EXERCISE BRIEF:
Every line that includes the word "author" is to be listed.

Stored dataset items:

##############################

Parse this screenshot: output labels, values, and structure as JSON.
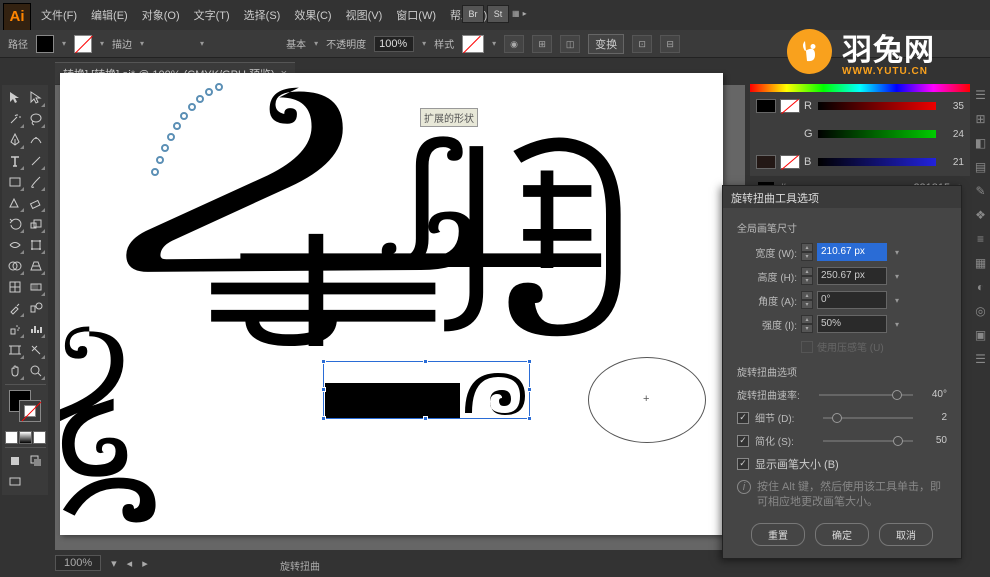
{
  "brand": {
    "name": "羽兔网",
    "url": "WWW.YUTU.CN"
  },
  "app_badge": "Ai",
  "menus": [
    "文件(F)",
    "编辑(E)",
    "对象(O)",
    "文字(T)",
    "选择(S)",
    "效果(C)",
    "视图(V)",
    "窗口(W)",
    "帮助(H)"
  ],
  "top_btn": {
    "br": "Br",
    "st": "St"
  },
  "ctrl": {
    "left_label": "路径",
    "stroke_label": "描边",
    "stroke_dd": "",
    "brush_style": "基本",
    "opacity_label": "不透明度",
    "opacity_value": "100%",
    "style_label": "样式",
    "transform_btn": "变换"
  },
  "doc_tab": {
    "title": "转换] [转换].ai* @ 100% (CMYK/GPU 预览)",
    "close": "×"
  },
  "tooltip": "扩展的形状",
  "right_panel": {
    "rows": [
      {
        "letter": "R",
        "val": "35"
      },
      {
        "letter": "G",
        "val": "24"
      },
      {
        "letter": "B",
        "val": "21"
      }
    ],
    "hex_label": "#",
    "hex": "231815"
  },
  "dialog": {
    "title": "旋转扭曲工具选项",
    "sec1": "全局画笔尺寸",
    "rows": [
      {
        "label": "宽度 (W):",
        "value": "210.67 px"
      },
      {
        "label": "高度 (H):",
        "value": "250.67 px"
      },
      {
        "label": "角度 (A):",
        "value": "0°"
      },
      {
        "label": "强度 (I):",
        "value": "50%"
      }
    ],
    "pressure": "使用压感笔 (U)",
    "sec2": "旋转扭曲选项",
    "sliders": [
      {
        "label": "旋转扭曲速率:",
        "value": "40°",
        "pos": 78,
        "cb": false
      },
      {
        "label": "细节 (D):",
        "value": "2",
        "pos": 10,
        "cb": true
      },
      {
        "label": "简化 (S):",
        "value": "50",
        "pos": 78,
        "cb": true
      }
    ],
    "show_size": "显示画笔大小 (B)",
    "info": "按住 Alt 键，然后使用该工具单击，即可相应地更改画笔大小。",
    "btns": {
      "reset": "重置",
      "ok": "确定",
      "cancel": "取消"
    }
  },
  "status": {
    "zoom": "100%",
    "mode": "旋转扭曲"
  },
  "tool_names": [
    "selection",
    "direct-select",
    "wand",
    "lasso",
    "pen",
    "curvature",
    "type",
    "line",
    "rect",
    "brush",
    "shaper",
    "eraser",
    "rotate",
    "scale",
    "width",
    "free-transform",
    "shape-builder",
    "perspective",
    "mesh",
    "gradient",
    "eyedropper",
    "blend",
    "symbol-spray",
    "graph",
    "artboard",
    "slice",
    "hand",
    "zoom"
  ],
  "color_modes": [
    "solid",
    "gradient",
    "none"
  ],
  "right_icons": [
    "props",
    "libs",
    "color",
    "swatches",
    "brushes",
    "symbols",
    "stroke",
    "grad",
    "trans",
    "appear",
    "graphic",
    "layers",
    "asset",
    "artbd"
  ]
}
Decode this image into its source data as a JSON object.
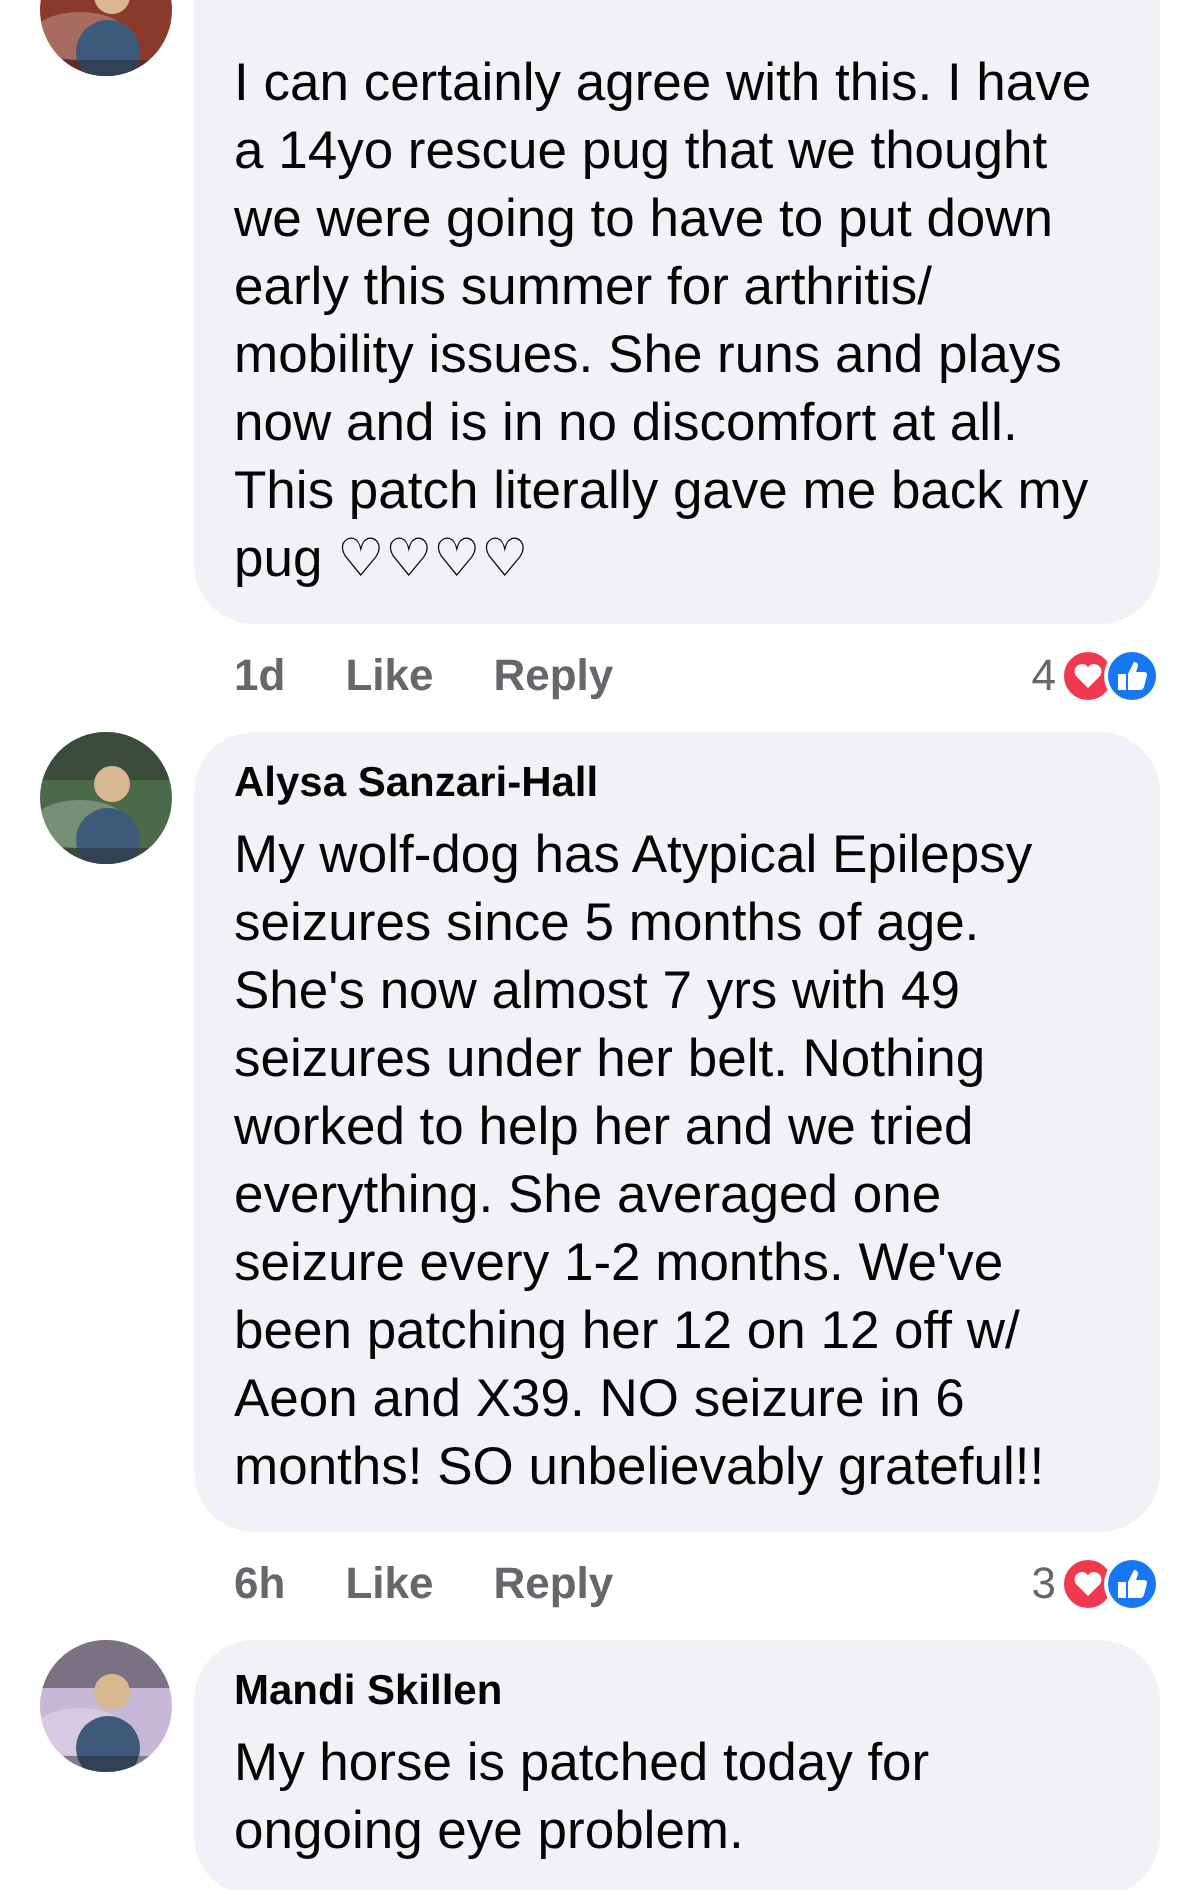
{
  "comments": [
    {
      "text": "I can certainly agree with this. I have a 14yo rescue pug that we thought we were going to have to put down early this summer for arthritis/ mobility issues. She runs and plays now and is in no discomfort at all. This patch literally gave me back my pug ♡♡♡♡",
      "time": "1d",
      "like": "Like",
      "reply": "Reply",
      "reaction_count": "4"
    },
    {
      "author": "Alysa Sanzari-Hall",
      "text": "My wolf-dog has Atypical Epilepsy seizures since 5 months of age. She's now almost 7 yrs with 49 seizures under her belt. Nothing worked to help her and we tried everything. She averaged one seizure every 1-2 months. We've been patching her 12 on 12 off w/ Aeon and X39. NO seizure in 6 months! SO unbelievably  grateful!!",
      "time": "6h",
      "like": "Like",
      "reply": "Reply",
      "reaction_count": "3"
    },
    {
      "author": "Mandi Skillen",
      "text": "My horse is patched today for ongoing eye problem."
    }
  ]
}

##############################

RESPONSE TO THIS TASK:
      "author": "Alysa Sanzari-Hall",
      "author": "Mandi Skillen",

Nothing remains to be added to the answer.